Text segment

━━━━━━━━━━━━━━━━━━━━━━━━━━━━━━

At the same time, violence for violence has not always been the norm, and the notion of what retribution means has not always focused exclusively on what the perpetrator deserves (“has coming”). People have been seemingly satisfied (as “satisfied” as one can be under such circumstances) by a payment of money (or even a parade)4. While there seems to be a human drive for getting something back, what that “something” is may not be self-evident. What, then, constitutes appropriate retribution that is emotionally satisfying to the victims, fair to the perpetrators, and not destructive to the society that enacts it in situations in which violent retribution by the state is not possible or wise? What does it mean to say “I don’t want revenge, I want justice.” What is wanted? Is justice necessarily a proportional act of violence? What is Paulina’s “good”? The importance of this question should by now be clear, as should its difficulty.
This chapter examines the role that language plays in initial harms in an attempt to discover whether the recent plethora of truth commissions that substitute language for state violence have any chance for long-term success as adequate retribution. Leaving aside the distracting question of what perpetrators deserve, I want instead to analyze whether truth commissions can give something adequate back to the victims. I will proceed by examining the misuse, manipulation, and perversion of language that occurs with initial harms on three levels: personal, familial, and societal. If one of the significant things that victims lose in oppression is the ability to use language, then language as retribution begins to make sense.
Language and Violence
The harms that may be visited upon a population by an oppressive regime and the victims such a regime can create are limited only by the regime’s creativity and malice. For the purposes of this study, however, I want to focus on three kinds of victims: (1) victims such as Paulina who were kidnapped and tortured and desire personal retribution; (2) relatives, such as Orestes, Electra, and Hamlet, of victims who have disappeared or been murdered; (3) society itself, which has been terrorized and “polluted” by the activities of the oppressors. And my primary interest resides in the way that language functions in the harms perpetrated against these victims.

━━━━━━━━━━━━━━━━━━━━━━━━━━━━━━

Instruction 1
Answer these questions using the passage on retribution and language:
(a) Besides violence, what two things have people seemingly been satisfied by as retribution?
(b) On which three levels does the chapter propose to examine the misuse of language that occurs with initial harms?
(c) Which three figures are named as examples of relatives of victims who have disappeared or been murdered?

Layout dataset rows
━━━━━━━━━━━━━━━━━━━━━━━━━━━━━━

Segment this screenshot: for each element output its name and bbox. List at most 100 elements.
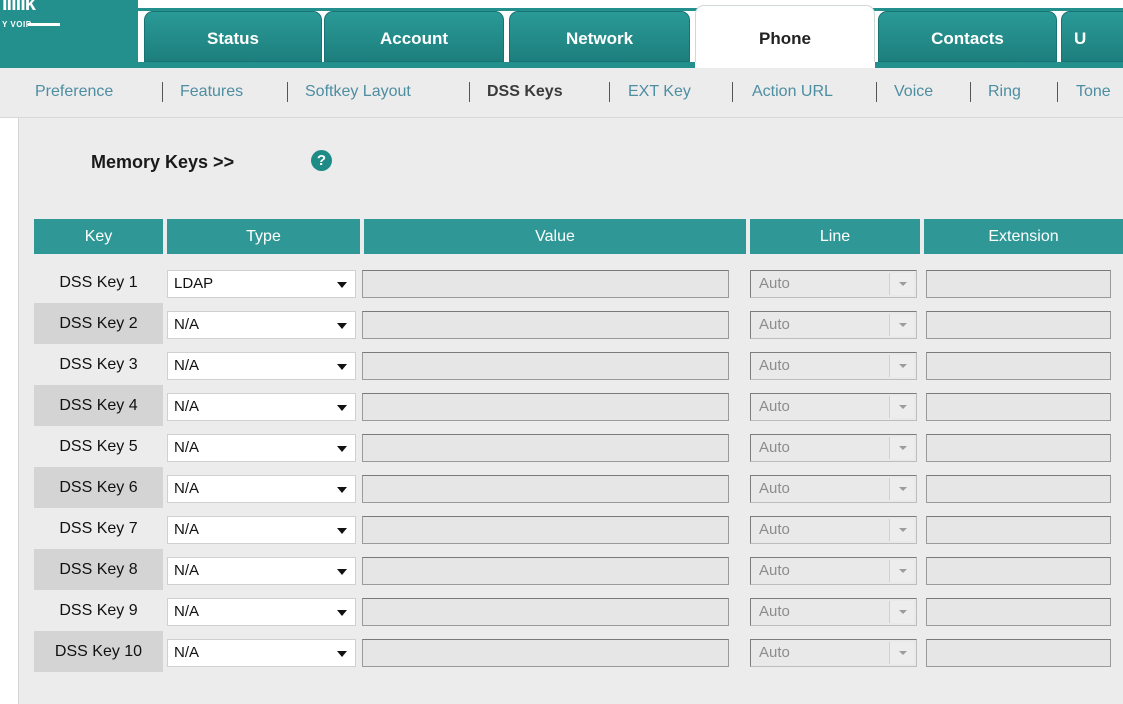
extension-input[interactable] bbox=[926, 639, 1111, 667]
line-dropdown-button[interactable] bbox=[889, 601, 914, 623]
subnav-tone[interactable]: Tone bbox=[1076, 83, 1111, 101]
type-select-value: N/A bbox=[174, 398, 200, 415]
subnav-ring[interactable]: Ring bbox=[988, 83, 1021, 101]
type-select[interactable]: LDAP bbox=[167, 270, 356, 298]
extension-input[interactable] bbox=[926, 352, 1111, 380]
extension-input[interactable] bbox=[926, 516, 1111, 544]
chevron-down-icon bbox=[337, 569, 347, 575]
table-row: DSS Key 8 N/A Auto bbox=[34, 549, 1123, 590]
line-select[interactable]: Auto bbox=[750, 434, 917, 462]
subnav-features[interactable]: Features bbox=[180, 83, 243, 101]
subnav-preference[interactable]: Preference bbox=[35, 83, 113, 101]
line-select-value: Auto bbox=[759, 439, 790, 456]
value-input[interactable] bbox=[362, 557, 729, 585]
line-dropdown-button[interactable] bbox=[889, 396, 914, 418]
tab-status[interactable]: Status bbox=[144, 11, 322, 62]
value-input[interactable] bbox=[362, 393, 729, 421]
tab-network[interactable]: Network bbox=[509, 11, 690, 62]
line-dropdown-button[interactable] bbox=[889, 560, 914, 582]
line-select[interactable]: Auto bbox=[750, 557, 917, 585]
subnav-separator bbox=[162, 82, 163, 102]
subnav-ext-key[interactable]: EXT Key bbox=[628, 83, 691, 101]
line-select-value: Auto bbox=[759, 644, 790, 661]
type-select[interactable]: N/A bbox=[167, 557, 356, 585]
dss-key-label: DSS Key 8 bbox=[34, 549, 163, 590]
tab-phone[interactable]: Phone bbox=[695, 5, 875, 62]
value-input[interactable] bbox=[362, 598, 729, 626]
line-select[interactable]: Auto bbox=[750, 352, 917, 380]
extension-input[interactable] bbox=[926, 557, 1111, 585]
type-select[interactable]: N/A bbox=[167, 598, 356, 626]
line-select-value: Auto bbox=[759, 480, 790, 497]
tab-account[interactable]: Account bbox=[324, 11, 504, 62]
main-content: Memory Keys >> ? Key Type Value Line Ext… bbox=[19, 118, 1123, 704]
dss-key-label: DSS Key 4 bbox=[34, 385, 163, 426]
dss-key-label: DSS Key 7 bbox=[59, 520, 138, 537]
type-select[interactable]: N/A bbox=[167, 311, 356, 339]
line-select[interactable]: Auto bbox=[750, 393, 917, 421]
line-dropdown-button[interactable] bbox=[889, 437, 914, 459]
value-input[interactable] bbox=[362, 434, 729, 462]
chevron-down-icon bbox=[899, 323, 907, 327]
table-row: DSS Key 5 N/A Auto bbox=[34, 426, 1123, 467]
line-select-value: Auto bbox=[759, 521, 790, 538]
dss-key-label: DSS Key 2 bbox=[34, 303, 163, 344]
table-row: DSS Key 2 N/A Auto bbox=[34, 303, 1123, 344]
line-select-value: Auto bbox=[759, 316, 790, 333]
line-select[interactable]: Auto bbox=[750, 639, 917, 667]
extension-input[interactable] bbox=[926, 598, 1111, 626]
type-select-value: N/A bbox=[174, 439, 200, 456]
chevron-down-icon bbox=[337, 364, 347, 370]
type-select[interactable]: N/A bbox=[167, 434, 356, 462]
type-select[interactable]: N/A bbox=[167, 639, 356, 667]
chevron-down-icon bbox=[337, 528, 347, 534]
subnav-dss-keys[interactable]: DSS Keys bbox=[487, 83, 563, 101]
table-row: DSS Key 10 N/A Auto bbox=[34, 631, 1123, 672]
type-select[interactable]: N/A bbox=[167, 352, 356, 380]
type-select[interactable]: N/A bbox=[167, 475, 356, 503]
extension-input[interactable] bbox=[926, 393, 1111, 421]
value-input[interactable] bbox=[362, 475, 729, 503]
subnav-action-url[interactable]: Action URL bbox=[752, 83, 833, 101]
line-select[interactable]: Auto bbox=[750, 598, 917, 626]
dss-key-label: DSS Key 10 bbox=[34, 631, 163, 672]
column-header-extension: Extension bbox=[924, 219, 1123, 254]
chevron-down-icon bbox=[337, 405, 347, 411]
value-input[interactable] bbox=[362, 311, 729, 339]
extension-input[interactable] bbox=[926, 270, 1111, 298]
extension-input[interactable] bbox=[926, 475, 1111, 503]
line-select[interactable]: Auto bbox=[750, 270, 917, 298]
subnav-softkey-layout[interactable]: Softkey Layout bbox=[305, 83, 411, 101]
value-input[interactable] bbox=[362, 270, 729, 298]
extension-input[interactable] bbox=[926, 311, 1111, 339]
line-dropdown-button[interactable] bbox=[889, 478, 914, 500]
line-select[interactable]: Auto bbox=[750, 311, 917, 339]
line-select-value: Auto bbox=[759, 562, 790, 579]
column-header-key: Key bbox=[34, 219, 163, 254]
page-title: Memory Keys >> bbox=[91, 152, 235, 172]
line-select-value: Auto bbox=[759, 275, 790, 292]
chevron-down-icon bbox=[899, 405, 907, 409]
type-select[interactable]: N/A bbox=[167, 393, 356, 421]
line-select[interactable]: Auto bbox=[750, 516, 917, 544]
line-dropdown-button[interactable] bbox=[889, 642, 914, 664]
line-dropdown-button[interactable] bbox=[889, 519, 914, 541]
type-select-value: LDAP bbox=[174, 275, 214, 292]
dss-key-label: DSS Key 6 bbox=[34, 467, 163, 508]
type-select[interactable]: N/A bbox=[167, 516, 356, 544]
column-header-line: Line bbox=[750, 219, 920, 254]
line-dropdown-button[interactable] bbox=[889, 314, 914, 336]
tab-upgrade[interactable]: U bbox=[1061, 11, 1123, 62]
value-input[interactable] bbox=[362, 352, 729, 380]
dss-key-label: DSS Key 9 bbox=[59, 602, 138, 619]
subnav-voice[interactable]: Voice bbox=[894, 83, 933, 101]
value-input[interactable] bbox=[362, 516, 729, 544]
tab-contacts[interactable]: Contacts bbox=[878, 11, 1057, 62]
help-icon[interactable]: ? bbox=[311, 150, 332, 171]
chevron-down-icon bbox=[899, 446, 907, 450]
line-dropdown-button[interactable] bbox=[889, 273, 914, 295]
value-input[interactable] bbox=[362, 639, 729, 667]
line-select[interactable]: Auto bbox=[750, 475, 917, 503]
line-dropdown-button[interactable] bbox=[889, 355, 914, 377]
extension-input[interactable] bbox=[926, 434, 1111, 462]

━━━━━━━━━━━━━━━━━━━━━━━━━━━━━━

Instruction 2
Reproduce the stretch of rows from the line that contains "extension-input[interactable] bbox=[926, 639, 1111, 667]" through the line that contains "line-select-value: Auto bbox=[759, 644, 790, 661]", keeping every line unchanged.

Complete output 1
(a) A payment of money, or even a parade.
(b) Personal, familial, and societal.
(c) Orestes, Electra, and Hamlet.

Complete output 2
extension-input[interactable] bbox=[926, 639, 1111, 667]
line-dropdown-button[interactable] bbox=[889, 601, 914, 623]
subnav-tone[interactable]: Tone bbox=[1076, 83, 1111, 101]
type-select-value: N/A bbox=[174, 398, 200, 415]
subnav-ring[interactable]: Ring bbox=[988, 83, 1021, 101]
type-select[interactable]: LDAP bbox=[167, 270, 356, 298]
extension-input[interactable] bbox=[926, 352, 1111, 380]
extension-input[interactable] bbox=[926, 516, 1111, 544]
chevron-down-icon bbox=[337, 569, 347, 575]
table-row: DSS Key 8 N/A Auto bbox=[34, 549, 1123, 590]
line-select[interactable]: Auto bbox=[750, 434, 917, 462]
subnav-features[interactable]: Features bbox=[180, 83, 243, 101]
subnav-preference[interactable]: Preference bbox=[35, 83, 113, 101]
line-select-value: Auto bbox=[759, 439, 790, 456]
value-input[interactable] bbox=[362, 557, 729, 585]
line-dropdown-button[interactable] bbox=[889, 396, 914, 418]
tab-status[interactable]: Status bbox=[144, 11, 322, 62]
value-input[interactable] bbox=[362, 393, 729, 421]
tab-network[interactable]: Network bbox=[509, 11, 690, 62]
line-dropdown-button[interactable] bbox=[889, 560, 914, 582]
line-select[interactable]: Auto bbox=[750, 557, 917, 585]
subnav-separator bbox=[162, 82, 163, 102]
subnav-ext-key[interactable]: EXT Key bbox=[628, 83, 691, 101]
line-select-value: Auto bbox=[759, 644, 790, 661]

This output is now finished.